Data pulled from a collection:
■ ■ ■ ■

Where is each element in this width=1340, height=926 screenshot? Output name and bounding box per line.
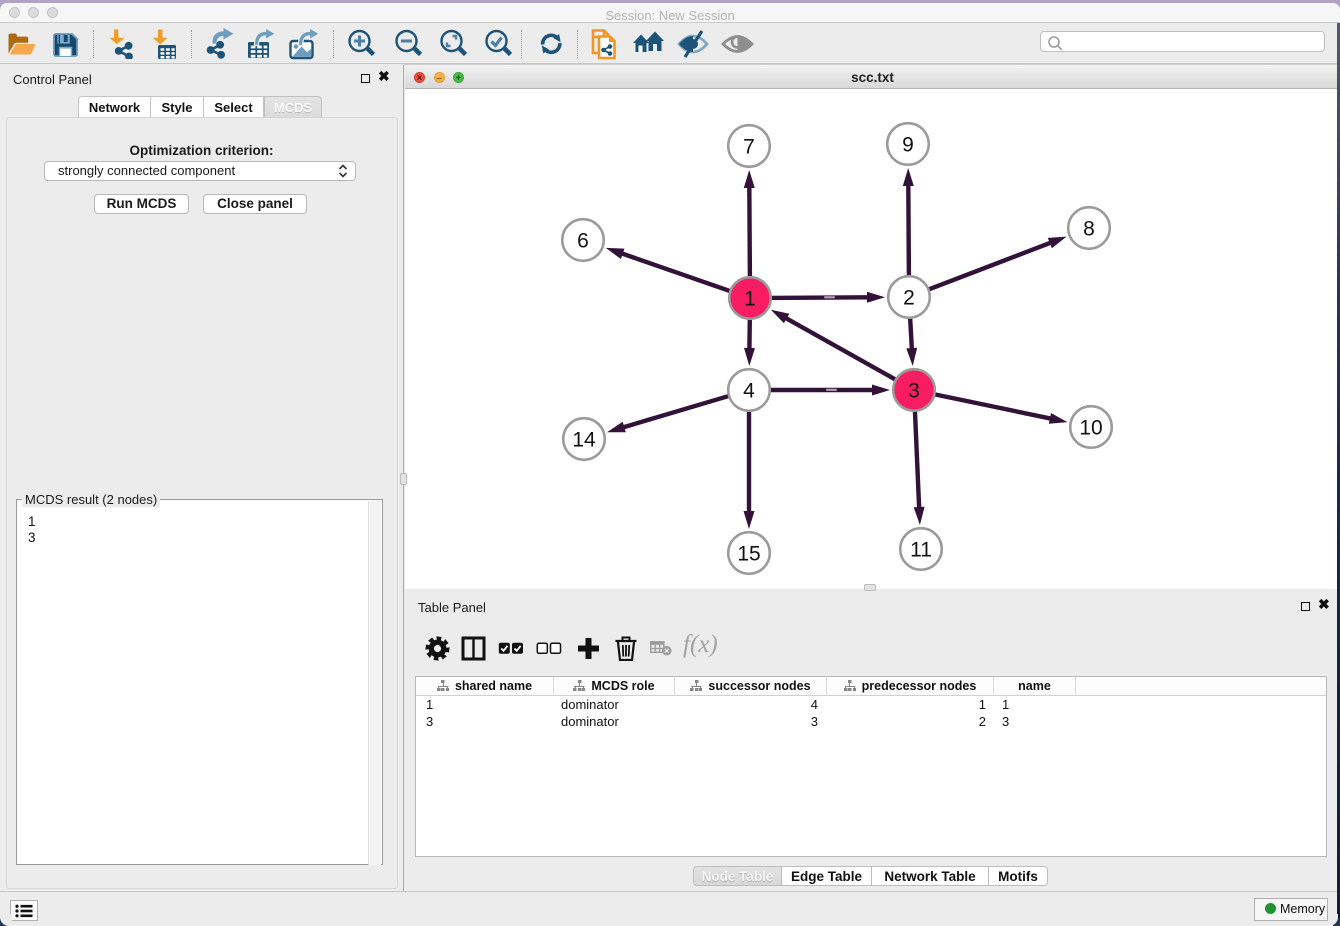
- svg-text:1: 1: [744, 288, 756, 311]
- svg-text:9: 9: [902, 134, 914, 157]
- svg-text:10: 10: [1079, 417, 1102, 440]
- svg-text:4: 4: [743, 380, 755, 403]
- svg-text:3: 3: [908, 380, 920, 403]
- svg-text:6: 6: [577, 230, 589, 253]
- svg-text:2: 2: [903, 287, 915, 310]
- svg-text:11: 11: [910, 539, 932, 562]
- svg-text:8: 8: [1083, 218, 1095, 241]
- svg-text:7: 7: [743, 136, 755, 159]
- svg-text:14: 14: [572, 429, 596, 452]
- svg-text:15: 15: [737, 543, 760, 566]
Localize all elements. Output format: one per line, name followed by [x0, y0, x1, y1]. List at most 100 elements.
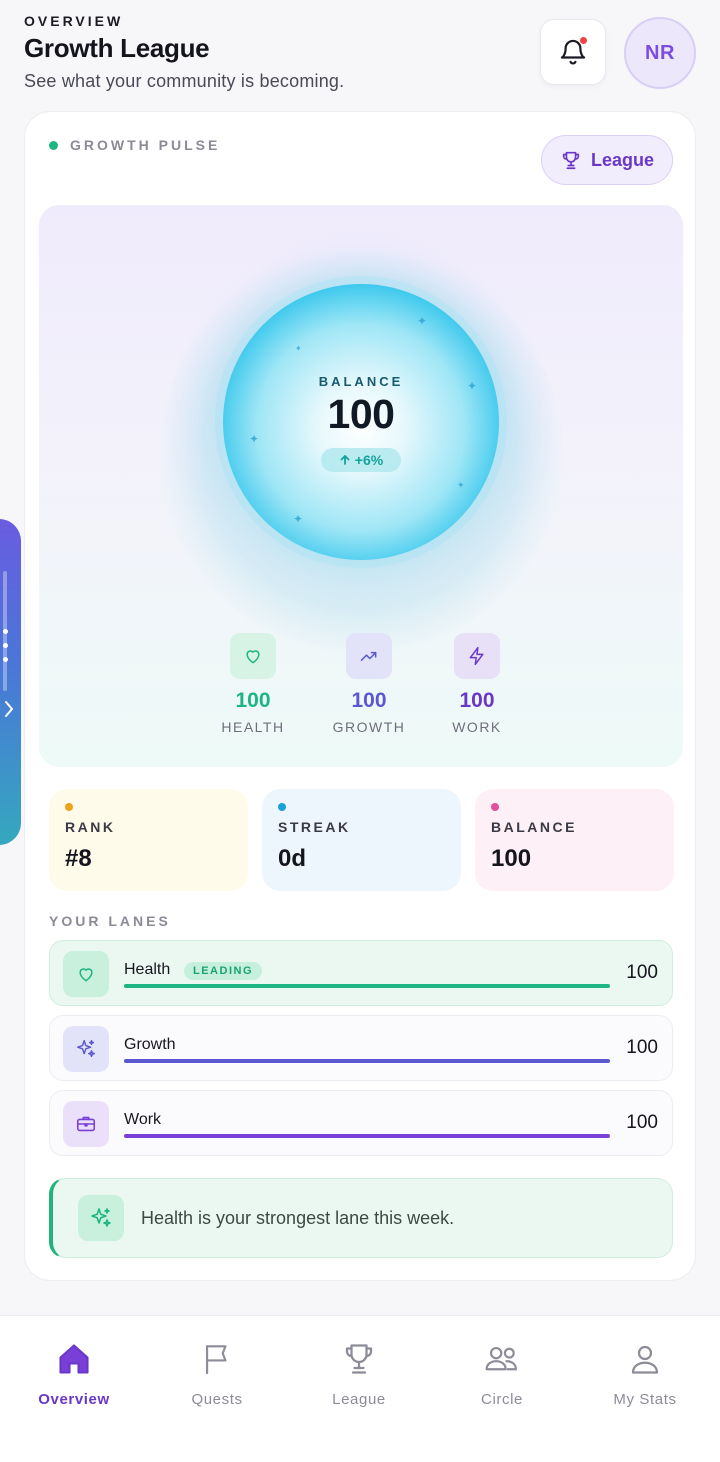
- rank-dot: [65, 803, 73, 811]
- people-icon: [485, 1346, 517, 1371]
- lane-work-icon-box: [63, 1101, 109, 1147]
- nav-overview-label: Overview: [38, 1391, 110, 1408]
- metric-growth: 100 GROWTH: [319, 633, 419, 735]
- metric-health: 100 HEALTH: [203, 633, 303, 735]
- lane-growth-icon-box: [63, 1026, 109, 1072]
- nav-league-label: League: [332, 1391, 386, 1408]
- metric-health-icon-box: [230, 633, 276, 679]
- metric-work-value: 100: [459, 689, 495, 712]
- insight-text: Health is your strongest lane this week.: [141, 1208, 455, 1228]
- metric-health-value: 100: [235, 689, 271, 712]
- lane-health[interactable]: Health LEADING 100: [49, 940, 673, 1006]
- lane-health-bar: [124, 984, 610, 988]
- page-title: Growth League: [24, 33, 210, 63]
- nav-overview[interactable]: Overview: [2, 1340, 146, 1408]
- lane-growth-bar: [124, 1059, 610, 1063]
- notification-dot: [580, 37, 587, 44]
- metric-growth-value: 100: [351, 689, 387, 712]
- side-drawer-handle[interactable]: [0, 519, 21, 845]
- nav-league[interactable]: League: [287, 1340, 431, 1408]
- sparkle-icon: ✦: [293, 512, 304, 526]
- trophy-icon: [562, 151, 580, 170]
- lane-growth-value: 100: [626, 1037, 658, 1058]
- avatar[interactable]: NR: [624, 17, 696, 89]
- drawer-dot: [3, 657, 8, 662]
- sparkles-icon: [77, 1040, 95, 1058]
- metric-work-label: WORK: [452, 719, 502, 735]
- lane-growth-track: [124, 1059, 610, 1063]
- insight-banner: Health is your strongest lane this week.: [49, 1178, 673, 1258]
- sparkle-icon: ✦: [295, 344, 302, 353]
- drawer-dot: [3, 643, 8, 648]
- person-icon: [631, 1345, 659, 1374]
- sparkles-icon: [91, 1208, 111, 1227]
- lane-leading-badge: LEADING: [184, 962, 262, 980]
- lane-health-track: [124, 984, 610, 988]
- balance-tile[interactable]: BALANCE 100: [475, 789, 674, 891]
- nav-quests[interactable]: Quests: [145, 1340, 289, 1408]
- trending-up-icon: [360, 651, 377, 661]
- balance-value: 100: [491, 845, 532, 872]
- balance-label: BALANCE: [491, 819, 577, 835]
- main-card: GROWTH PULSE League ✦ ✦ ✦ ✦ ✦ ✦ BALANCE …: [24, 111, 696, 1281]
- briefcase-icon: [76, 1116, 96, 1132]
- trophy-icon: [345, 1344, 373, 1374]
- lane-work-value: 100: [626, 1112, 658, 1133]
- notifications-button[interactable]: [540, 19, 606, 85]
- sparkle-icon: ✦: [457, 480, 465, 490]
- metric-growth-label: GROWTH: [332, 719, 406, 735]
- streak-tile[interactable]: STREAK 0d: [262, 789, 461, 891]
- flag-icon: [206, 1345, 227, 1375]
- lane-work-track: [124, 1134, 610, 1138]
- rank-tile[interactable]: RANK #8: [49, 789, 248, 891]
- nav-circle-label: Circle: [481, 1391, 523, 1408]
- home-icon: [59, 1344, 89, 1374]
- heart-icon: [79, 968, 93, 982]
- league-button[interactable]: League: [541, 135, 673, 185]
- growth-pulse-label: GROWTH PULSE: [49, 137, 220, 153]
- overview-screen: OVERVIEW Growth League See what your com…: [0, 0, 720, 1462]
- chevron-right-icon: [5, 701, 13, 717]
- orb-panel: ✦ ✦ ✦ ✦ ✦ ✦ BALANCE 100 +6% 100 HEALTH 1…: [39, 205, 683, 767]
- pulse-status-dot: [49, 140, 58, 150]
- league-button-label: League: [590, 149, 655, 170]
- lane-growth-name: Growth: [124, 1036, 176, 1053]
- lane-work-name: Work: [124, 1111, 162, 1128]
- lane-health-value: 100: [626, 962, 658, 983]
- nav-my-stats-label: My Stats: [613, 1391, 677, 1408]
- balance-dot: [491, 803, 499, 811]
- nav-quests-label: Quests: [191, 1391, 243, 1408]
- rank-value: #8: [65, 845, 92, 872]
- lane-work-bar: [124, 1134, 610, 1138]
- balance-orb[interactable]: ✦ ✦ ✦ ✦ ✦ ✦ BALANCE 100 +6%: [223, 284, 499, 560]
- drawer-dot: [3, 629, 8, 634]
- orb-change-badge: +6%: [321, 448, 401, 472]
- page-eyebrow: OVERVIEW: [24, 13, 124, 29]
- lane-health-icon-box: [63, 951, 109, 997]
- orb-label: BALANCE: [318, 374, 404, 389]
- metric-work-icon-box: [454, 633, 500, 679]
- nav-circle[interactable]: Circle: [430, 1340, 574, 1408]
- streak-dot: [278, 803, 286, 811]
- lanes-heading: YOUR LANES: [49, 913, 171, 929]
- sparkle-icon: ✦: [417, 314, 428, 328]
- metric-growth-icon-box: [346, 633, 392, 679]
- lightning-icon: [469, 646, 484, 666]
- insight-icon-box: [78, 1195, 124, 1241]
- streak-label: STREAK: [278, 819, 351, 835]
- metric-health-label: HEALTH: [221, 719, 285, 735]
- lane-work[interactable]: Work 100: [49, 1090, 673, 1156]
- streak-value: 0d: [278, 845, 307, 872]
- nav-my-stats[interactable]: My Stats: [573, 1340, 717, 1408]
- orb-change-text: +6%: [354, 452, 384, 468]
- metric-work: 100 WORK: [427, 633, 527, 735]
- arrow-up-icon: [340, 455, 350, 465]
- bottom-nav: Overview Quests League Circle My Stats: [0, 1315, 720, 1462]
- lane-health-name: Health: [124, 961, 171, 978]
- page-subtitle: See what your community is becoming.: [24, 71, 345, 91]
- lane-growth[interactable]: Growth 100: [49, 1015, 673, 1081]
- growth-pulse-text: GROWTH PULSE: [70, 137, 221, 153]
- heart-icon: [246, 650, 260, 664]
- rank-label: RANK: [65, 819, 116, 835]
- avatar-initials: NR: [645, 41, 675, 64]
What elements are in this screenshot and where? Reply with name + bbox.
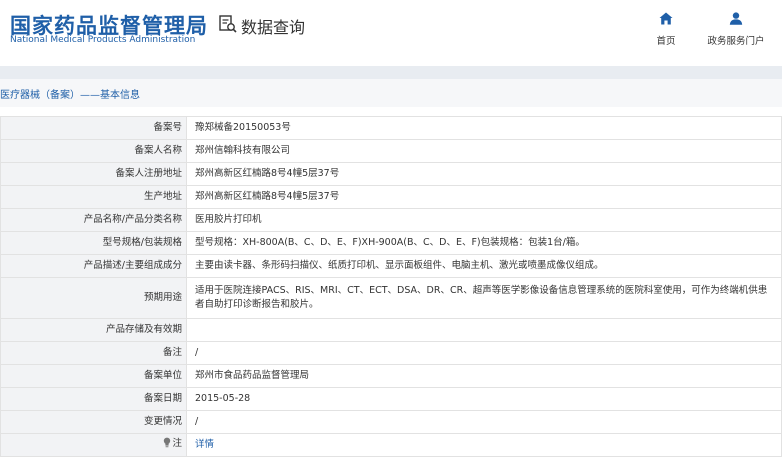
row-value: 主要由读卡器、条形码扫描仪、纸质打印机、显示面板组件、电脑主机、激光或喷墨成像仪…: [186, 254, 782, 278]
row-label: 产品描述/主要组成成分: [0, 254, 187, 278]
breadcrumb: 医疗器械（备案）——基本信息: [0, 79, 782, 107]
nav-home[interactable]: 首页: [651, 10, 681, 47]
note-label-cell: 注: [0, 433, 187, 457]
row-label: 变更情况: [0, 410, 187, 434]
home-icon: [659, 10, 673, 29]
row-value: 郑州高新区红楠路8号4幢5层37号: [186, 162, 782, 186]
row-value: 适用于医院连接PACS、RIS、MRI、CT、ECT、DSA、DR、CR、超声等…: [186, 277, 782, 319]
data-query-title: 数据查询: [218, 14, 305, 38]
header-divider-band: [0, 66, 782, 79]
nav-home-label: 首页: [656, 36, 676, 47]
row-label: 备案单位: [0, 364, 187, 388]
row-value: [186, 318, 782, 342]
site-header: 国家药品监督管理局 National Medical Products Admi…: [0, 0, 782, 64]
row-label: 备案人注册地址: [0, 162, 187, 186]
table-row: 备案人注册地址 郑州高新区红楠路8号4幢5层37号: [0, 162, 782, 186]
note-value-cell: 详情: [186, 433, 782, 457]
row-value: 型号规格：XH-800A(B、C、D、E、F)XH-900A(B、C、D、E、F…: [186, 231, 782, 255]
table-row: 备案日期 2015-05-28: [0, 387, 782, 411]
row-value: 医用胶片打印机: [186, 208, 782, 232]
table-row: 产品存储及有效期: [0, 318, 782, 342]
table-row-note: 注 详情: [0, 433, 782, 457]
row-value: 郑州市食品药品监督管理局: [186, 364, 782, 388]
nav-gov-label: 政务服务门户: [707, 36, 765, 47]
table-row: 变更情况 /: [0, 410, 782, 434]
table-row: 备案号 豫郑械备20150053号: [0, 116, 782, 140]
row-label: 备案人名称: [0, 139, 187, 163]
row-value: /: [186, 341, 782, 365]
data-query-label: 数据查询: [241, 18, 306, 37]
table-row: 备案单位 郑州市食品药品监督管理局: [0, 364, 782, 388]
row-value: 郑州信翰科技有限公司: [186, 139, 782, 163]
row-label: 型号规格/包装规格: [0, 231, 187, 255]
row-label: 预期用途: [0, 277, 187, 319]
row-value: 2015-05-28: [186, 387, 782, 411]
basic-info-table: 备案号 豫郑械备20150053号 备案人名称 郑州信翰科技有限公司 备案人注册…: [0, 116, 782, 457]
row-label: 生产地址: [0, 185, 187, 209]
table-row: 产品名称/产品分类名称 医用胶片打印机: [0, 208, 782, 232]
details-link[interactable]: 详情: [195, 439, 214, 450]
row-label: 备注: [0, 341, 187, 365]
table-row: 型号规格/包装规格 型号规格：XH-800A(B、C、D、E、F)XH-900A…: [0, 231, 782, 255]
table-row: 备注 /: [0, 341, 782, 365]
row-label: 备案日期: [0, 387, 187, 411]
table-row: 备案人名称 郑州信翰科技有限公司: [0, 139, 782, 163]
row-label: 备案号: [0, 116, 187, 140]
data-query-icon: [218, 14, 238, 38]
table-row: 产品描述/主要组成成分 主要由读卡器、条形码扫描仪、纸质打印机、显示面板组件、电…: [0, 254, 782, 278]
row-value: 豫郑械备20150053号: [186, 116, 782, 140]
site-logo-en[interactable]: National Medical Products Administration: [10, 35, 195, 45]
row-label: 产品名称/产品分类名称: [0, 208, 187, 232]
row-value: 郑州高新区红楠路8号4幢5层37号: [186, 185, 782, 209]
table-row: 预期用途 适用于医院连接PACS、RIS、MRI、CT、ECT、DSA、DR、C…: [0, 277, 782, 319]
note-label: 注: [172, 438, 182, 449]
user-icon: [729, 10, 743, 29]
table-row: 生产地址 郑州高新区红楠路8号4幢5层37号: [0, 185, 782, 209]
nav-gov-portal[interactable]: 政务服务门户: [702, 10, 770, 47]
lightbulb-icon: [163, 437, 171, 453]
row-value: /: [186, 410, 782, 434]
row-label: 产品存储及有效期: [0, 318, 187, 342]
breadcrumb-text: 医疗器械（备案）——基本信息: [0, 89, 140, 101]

■ ■ ■ ■

_Exercise aim:_ Rewrite the lines of the material starting at the one containing "[186, 254, 782, 278]" and ending at the one containing "row-label: 型号规格/包装规格: [0, 231, 187, 255]", replacing every "row-label" with "field-label" and leaving everything else unchanged. Return only those lines.

_Task solution:_
row-value: 主要由读卡器、条形码扫描仪、纸质打印机、显示面板组件、电脑主机、激光或喷墨成像仪…: [186, 254, 782, 278]
field-label: 产品描述/主要组成成分: [0, 254, 187, 278]
breadcrumb: 医疗器械（备案）——基本信息: [0, 79, 782, 107]
nav-home[interactable]: 首页: [651, 10, 681, 47]
note-label-cell: 注: [0, 433, 187, 457]
field-label: 变更情况: [0, 410, 187, 434]
home-icon: [659, 10, 673, 29]
row-value: 郑州高新区红楠路8号4幢5层37号: [186, 162, 782, 186]
row-value: 适用于医院连接PACS、RIS、MRI、CT、ECT、DSA、DR、CR、超声等…: [186, 277, 782, 319]
data-query-title: 数据查询: [218, 14, 305, 38]
header-divider-band: [0, 66, 782, 79]
nav-home-label: 首页: [656, 36, 676, 47]
field-label: 备案单位: [0, 364, 187, 388]
row-value: [186, 318, 782, 342]
site-header: 国家药品监督管理局 National Medical Products Admi…: [0, 0, 782, 64]
field-label: 备案人注册地址: [0, 162, 187, 186]
table-row: 备案人注册地址 郑州高新区红楠路8号4幢5层37号: [0, 162, 782, 186]
note-value-cell: 详情: [186, 433, 782, 457]
row-value: 型号规格：XH-800A(B、C、D、E、F)XH-900A(B、C、D、E、F…: [186, 231, 782, 255]
table-row: 备案日期 2015-05-28: [0, 387, 782, 411]
row-value: 医用胶片打印机: [186, 208, 782, 232]
table-row: 产品存储及有效期: [0, 318, 782, 342]
table-row-note: 注 详情: [0, 433, 782, 457]
row-value: 郑州市食品药品监督管理局: [186, 364, 782, 388]
nav-gov-label: 政务服务门户: [707, 36, 765, 47]
table-row: 变更情况 /: [0, 410, 782, 434]
table-row: 备案号 豫郑械备20150053号: [0, 116, 782, 140]
field-label: 备案人名称: [0, 139, 187, 163]
row-value: /: [186, 341, 782, 365]
data-query-label: 数据查询: [241, 18, 306, 37]
table-row: 备案单位 郑州市食品药品监督管理局: [0, 364, 782, 388]
row-value: 郑州信翰科技有限公司: [186, 139, 782, 163]
field-label: 型号规格/包装规格: [0, 231, 187, 255]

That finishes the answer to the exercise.